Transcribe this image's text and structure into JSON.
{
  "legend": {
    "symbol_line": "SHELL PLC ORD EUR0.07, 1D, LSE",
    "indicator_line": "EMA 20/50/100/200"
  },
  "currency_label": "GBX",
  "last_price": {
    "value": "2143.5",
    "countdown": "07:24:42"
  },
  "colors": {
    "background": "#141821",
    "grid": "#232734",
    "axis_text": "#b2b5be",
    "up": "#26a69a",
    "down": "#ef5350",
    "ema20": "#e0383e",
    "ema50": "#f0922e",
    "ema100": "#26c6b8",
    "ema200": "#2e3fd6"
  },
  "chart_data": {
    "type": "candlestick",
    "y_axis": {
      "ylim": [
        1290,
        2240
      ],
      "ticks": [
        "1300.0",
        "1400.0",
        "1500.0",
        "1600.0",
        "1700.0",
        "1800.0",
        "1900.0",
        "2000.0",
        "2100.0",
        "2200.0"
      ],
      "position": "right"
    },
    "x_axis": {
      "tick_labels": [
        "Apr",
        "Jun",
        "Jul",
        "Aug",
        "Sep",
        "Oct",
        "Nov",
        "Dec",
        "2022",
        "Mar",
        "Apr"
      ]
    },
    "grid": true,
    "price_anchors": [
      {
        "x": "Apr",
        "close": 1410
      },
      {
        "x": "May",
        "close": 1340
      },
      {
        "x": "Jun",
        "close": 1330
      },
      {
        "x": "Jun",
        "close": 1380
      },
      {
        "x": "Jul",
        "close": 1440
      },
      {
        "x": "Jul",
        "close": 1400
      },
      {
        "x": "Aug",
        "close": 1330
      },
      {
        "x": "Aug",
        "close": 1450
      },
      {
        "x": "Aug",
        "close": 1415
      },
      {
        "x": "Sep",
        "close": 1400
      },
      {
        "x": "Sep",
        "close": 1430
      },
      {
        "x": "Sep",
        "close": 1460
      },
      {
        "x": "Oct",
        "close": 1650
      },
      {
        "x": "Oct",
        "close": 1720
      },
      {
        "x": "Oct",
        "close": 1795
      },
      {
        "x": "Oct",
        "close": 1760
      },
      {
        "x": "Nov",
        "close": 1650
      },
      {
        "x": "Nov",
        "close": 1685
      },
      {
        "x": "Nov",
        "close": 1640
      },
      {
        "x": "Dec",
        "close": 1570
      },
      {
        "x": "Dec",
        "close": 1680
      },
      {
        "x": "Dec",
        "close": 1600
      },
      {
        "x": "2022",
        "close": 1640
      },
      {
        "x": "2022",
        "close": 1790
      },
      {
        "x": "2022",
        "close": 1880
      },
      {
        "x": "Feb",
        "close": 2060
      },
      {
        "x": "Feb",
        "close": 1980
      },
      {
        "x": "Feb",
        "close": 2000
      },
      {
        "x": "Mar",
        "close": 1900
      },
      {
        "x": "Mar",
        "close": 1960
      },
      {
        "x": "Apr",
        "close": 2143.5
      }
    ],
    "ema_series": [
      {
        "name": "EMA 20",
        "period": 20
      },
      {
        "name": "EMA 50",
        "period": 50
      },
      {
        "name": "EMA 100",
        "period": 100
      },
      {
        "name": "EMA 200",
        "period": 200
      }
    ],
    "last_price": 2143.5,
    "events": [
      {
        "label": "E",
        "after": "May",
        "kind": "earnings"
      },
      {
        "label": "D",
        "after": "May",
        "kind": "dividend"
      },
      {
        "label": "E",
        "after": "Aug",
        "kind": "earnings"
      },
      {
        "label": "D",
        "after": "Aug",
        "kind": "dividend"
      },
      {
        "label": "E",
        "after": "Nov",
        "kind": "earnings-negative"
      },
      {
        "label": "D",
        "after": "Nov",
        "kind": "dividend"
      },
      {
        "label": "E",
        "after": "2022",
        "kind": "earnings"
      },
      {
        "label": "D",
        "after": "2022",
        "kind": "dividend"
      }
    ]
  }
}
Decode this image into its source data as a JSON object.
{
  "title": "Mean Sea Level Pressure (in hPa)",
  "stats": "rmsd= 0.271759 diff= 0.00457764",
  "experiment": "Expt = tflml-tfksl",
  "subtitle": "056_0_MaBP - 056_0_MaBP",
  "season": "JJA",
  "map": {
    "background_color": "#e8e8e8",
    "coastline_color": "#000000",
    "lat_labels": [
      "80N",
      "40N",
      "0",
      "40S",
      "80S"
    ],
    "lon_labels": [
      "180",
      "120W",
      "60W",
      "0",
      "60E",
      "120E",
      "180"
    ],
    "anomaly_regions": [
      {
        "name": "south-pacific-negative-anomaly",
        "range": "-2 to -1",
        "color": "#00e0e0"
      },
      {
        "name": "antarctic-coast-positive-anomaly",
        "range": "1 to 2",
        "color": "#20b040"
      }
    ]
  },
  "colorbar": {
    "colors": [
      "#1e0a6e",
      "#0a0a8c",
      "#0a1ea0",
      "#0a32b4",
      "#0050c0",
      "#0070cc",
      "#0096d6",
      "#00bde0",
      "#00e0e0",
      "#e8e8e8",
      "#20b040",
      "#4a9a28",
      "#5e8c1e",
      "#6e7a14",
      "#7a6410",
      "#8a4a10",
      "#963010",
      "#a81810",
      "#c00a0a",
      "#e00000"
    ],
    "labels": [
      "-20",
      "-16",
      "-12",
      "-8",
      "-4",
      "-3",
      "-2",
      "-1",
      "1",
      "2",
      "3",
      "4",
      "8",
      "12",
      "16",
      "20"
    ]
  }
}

+ + +

[WHAT THIS TASK INVOLVES]: Set out the complete listing exactly as shown.

[EXERCISE RESPONSE]:
Transcribe this image's text and structure into JSON.
{
  "legend": {
    "symbol_line": "SHELL PLC ORD EUR0.07, 1D, LSE",
    "indicator_line": "EMA 20/50/100/200"
  },
  "currency_label": "GBX",
  "last_price": {
    "value": "2143.5",
    "countdown": "07:24:42"
  },
  "colors": {
    "background": "#141821",
    "grid": "#232734",
    "axis_text": "#b2b5be",
    "up": "#26a69a",
    "down": "#ef5350",
    "ema20": "#e0383e",
    "ema50": "#f0922e",
    "ema100": "#26c6b8",
    "ema200": "#2e3fd6"
  },
  "chart_data": {
    "type": "candlestick",
    "y_axis": {
      "ylim": [
        1290,
        2240
      ],
      "ticks": [
        "1300.0",
        "1400.0",
        "1500.0",
        "1600.0",
        "1700.0",
        "1800.0",
        "1900.0",
        "2000.0",
        "2100.0",
        "2200.0"
      ],
      "position": "right"
    },
    "x_axis": {
      "tick_labels": [
        "Apr",
        "Jun",
        "Jul",
        "Aug",
        "Sep",
        "Oct",
        "Nov",
        "Dec",
        "2022",
        "Mar",
        "Apr"
      ]
    },
    "grid": true,
    "price_anchors": [
      {
        "x": "Apr",
        "close": 1410
      },
      {
        "x": "May",
        "close": 1340
      },
      {
        "x": "Jun",
        "close": 1330
      },
      {
        "x": "Jun",
        "close": 1380
      },
      {
        "x": "Jul",
        "close": 1440
      },
      {
        "x": "Jul",
        "close": 1400
      },
      {
        "x": "Aug",
        "close": 1330
      },
      {
        "x": "Aug",
        "close": 1450
      },
      {
        "x": "Aug",
        "close": 1415
      },
      {
        "x": "Sep",
        "close": 1400
      },
      {
        "x": "Sep",
        "close": 1430
      },
      {
        "x": "Sep",
        "close": 1460
      },
      {
        "x": "Oct",
        "close": 1650
      },
      {
        "x": "Oct",
        "close": 1720
      },
      {
        "x": "Oct",
        "close": 1795
      },
      {
        "x": "Oct",
        "close": 1760
      },
      {
        "x": "Nov",
        "close": 1650
      },
      {
        "x": "Nov",
        "close": 1685
      },
      {
        "x": "Nov",
        "close": 1640
      },
      {
        "x": "Dec",
        "close": 1570
      },
      {
        "x": "Dec",
        "close": 1680
      },
      {
        "x": "Dec",
        "close": 1600
      },
      {
        "x": "2022",
        "close": 1640
      },
      {
        "x": "2022",
        "close": 1790
      },
      {
        "x": "2022",
        "close": 1880
      },
      {
        "x": "Feb",
        "close": 2060
      },
      {
        "x": "Feb",
        "close": 1980
      },
      {
        "x": "Feb",
        "close": 2000
      },
      {
        "x": "Mar",
        "close": 1900
      },
      {
        "x": "Mar",
        "close": 1960
      },
      {
        "x": "Apr",
        "close": 2143.5
      }
    ],
    "ema_series": [
      {
        "name": "EMA 20",
        "period": 20
      },
      {
        "name": "EMA 50",
        "period": 50
      },
      {
        "name": "EMA 100",
        "period": 100
      },
      {
        "name": "EMA 200",
        "period": 200
      }
    ],
    "last_price": 2143.5,
    "events": [
      {
        "label": "E",
        "after": "May",
        "kind": "earnings"
      },
      {
        "label": "D",
        "after": "May",
        "kind": "dividend"
      },
      {
        "label": "E",
        "after": "Aug",
        "kind": "earnings"
      },
      {
        "label": "D",
        "after": "Aug",
        "kind": "dividend"
      },
      {
        "label": "E",
        "after": "Nov",
        "kind": "earnings-negative"
      },
      {
        "label": "D",
        "after": "Nov",
        "kind": "dividend"
      },
      {
        "label": "E",
        "after": "2022",
        "kind": "earnings"
      },
      {
        "label": "D",
        "after": "2022",
        "kind": "dividend"
      }
    ]
  }
}
Decode this image into its source data as a JSON object.
{
  "title": "Mean Sea Level Pressure (in hPa)",
  "stats": "rmsd= 0.271759 diff= 0.00457764",
  "experiment": "Expt = tflml-tfksl",
  "subtitle": "056_0_MaBP - 056_0_MaBP",
  "season": "JJA",
  "map": {
    "background_color": "#e8e8e8",
    "coastline_color": "#000000",
    "lat_labels": [
      "80N",
      "40N",
      "0",
      "40S",
      "80S"
    ],
    "lon_labels": [
      "180",
      "120W",
      "60W",
      "0",
      "60E",
      "120E",
      "180"
    ],
    "anomaly_regions": [
      {
        "name": "south-pacific-negative-anomaly",
        "range": "-2 to -1",
        "color": "#00e0e0"
      },
      {
        "name": "antarctic-coast-positive-anomaly",
        "range": "1 to 2",
        "color": "#20b040"
      }
    ]
  },
  "colorbar": {
    "colors": [
      "#1e0a6e",
      "#0a0a8c",
      "#0a1ea0",
      "#0a32b4",
      "#0050c0",
      "#0070cc",
      "#0096d6",
      "#00bde0",
      "#00e0e0",
      "#e8e8e8",
      "#20b040",
      "#4a9a28",
      "#5e8c1e",
      "#6e7a14",
      "#7a6410",
      "#8a4a10",
      "#963010",
      "#a81810",
      "#c00a0a",
      "#e00000"
    ],
    "labels": [
      "-20",
      "-16",
      "-12",
      "-8",
      "-4",
      "-3",
      "-2",
      "-1",
      "1",
      "2",
      "3",
      "4",
      "8",
      "12",
      "16",
      "20"
    ]
  }
}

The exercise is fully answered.